#### [STATED GOAL]
In the entries below, identify every line with the string "name" and copy it.

___ EXTRACTED MATERIAL ___

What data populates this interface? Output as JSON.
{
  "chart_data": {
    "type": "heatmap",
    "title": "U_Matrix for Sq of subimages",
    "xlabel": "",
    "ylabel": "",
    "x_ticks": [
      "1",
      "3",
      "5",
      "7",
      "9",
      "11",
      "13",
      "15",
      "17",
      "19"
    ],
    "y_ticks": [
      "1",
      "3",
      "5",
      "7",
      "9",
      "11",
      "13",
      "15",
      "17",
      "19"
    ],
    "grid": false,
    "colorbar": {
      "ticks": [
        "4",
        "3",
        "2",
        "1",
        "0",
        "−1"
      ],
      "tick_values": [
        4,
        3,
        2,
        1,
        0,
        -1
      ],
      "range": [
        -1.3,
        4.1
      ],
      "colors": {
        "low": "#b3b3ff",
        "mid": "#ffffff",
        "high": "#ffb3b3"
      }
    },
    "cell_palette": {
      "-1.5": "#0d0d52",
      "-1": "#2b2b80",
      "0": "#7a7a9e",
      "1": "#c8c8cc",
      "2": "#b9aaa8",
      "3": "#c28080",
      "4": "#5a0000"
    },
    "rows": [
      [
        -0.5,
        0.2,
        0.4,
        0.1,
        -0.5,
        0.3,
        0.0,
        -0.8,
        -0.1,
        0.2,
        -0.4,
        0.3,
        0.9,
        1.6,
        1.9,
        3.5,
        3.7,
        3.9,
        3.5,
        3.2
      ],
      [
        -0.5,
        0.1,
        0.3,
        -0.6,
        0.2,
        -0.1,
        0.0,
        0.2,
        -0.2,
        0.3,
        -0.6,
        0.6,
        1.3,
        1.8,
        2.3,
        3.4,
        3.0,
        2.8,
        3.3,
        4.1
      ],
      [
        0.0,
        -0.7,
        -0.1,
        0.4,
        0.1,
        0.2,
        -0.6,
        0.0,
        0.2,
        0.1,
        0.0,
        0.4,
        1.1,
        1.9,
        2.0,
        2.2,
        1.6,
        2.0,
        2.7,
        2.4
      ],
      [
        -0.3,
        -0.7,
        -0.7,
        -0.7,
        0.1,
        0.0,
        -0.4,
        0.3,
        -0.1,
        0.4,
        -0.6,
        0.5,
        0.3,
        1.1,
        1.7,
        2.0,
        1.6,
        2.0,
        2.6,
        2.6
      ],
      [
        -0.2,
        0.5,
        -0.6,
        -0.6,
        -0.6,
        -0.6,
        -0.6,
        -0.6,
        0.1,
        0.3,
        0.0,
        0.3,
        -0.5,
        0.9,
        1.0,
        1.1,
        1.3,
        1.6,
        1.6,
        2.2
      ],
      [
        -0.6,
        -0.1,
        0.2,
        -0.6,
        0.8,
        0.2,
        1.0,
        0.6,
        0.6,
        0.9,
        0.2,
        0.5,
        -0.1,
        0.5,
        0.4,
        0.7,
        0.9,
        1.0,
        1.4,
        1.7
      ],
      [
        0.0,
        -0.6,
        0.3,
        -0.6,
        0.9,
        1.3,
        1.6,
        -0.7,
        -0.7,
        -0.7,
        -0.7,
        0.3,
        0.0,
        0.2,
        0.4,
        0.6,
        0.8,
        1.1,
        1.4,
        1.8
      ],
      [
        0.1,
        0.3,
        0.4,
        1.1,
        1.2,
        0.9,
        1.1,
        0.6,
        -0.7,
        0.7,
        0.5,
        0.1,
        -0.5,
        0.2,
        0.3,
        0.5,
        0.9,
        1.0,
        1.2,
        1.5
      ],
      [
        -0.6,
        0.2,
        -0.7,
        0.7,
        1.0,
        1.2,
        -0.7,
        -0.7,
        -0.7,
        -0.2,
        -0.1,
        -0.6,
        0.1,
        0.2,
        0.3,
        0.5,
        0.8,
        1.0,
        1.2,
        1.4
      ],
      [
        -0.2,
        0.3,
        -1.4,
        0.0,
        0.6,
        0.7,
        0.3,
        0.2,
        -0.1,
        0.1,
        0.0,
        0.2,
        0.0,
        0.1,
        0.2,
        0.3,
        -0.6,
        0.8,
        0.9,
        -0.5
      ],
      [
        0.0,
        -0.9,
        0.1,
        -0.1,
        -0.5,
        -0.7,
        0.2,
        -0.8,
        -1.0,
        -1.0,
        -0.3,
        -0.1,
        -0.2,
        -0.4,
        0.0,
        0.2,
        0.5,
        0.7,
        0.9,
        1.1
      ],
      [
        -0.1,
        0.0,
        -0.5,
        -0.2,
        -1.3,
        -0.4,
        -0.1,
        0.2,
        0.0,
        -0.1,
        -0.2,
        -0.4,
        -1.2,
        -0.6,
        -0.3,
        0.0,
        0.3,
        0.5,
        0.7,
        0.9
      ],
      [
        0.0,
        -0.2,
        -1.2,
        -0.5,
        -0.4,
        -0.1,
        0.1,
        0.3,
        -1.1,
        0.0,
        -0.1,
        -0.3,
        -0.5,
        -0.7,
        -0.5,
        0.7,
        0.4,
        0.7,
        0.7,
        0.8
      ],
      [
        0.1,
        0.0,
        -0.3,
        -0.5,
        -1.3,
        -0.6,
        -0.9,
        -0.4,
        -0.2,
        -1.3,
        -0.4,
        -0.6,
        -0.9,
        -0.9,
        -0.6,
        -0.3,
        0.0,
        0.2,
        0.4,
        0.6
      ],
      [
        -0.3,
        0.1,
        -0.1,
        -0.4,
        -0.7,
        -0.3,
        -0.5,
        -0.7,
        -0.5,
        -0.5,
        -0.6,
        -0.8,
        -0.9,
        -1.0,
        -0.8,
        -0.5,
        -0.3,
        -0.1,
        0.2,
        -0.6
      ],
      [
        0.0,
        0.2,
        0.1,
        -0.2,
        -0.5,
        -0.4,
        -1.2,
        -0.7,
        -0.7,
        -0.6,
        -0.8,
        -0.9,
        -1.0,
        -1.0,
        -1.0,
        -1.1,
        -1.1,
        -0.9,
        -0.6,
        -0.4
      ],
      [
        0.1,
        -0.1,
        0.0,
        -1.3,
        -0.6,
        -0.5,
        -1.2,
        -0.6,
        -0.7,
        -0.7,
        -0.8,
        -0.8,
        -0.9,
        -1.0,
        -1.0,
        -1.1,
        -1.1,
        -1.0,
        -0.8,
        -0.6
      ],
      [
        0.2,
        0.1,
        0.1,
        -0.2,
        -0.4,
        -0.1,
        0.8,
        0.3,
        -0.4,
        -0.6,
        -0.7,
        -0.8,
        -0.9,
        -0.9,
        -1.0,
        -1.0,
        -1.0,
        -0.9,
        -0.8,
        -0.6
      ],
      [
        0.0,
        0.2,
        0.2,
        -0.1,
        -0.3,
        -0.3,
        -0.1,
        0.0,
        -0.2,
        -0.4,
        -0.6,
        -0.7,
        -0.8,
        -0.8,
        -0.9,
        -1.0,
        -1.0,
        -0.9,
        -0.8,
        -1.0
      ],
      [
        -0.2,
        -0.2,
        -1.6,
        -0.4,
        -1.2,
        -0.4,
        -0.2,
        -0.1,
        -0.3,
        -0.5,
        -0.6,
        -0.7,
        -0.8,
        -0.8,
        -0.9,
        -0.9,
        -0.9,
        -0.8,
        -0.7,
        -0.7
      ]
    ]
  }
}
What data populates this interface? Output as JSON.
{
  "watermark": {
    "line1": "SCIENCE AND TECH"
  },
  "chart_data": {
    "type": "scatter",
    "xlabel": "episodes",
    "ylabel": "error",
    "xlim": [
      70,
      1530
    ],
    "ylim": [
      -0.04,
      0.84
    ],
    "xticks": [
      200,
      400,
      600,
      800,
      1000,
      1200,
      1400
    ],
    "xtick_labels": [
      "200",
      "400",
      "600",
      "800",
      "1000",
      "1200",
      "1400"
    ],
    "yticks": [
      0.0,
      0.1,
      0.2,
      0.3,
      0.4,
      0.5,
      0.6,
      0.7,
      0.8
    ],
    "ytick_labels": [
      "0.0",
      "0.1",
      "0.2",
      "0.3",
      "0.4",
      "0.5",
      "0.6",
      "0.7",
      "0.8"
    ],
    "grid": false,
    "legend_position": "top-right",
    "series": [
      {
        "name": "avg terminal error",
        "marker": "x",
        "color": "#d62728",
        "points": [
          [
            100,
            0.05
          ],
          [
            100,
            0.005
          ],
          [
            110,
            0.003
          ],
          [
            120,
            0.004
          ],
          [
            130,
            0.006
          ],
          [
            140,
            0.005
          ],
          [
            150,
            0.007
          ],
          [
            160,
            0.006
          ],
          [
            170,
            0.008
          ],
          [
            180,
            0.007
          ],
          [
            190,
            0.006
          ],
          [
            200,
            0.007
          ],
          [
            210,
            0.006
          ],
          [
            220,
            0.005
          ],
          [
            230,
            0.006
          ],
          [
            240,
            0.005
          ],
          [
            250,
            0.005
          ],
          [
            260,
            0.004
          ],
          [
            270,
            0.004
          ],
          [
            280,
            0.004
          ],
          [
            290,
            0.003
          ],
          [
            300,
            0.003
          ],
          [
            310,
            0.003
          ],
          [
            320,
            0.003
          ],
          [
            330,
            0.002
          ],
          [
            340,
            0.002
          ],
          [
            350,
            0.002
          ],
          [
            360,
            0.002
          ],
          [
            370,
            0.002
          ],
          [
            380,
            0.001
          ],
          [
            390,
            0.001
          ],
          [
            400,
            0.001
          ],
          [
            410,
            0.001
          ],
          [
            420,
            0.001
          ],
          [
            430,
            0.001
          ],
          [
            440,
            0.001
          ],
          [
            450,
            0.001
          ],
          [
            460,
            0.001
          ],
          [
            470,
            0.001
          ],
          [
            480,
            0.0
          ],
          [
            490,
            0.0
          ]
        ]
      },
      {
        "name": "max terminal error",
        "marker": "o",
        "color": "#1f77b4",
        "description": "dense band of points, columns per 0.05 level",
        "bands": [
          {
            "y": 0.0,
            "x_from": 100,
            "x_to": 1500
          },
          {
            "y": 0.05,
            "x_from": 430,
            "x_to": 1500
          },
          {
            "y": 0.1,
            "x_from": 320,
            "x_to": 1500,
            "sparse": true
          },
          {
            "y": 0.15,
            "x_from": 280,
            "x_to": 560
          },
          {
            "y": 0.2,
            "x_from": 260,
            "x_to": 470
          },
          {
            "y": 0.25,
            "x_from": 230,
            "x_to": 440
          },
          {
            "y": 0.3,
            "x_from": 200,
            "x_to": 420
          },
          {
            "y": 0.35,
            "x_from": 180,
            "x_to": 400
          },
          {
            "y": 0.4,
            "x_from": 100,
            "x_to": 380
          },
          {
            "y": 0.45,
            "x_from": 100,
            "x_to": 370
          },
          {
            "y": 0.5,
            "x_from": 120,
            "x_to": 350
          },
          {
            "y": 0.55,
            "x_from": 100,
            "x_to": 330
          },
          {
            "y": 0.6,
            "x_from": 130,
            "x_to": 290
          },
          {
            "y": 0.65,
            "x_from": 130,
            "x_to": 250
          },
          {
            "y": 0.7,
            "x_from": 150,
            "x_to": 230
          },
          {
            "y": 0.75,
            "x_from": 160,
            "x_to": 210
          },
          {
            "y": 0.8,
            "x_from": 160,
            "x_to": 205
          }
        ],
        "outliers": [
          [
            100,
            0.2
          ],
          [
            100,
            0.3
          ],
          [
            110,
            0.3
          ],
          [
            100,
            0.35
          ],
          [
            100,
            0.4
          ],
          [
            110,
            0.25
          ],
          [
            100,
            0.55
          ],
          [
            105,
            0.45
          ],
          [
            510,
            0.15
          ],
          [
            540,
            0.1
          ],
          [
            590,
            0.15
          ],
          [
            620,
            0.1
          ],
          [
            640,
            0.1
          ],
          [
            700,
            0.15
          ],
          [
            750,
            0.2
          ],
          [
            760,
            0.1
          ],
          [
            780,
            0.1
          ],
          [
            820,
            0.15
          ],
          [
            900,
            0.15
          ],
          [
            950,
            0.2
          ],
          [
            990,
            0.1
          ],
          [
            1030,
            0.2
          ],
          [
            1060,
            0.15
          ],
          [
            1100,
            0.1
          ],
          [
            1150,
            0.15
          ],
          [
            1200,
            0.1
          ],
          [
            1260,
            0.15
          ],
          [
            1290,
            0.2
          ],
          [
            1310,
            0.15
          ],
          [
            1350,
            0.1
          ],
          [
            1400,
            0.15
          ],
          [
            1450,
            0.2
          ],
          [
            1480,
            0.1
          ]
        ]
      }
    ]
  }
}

___

#### [FINISHED ANSWER]
        "name": "avg terminal error",
        "name": "max terminal error",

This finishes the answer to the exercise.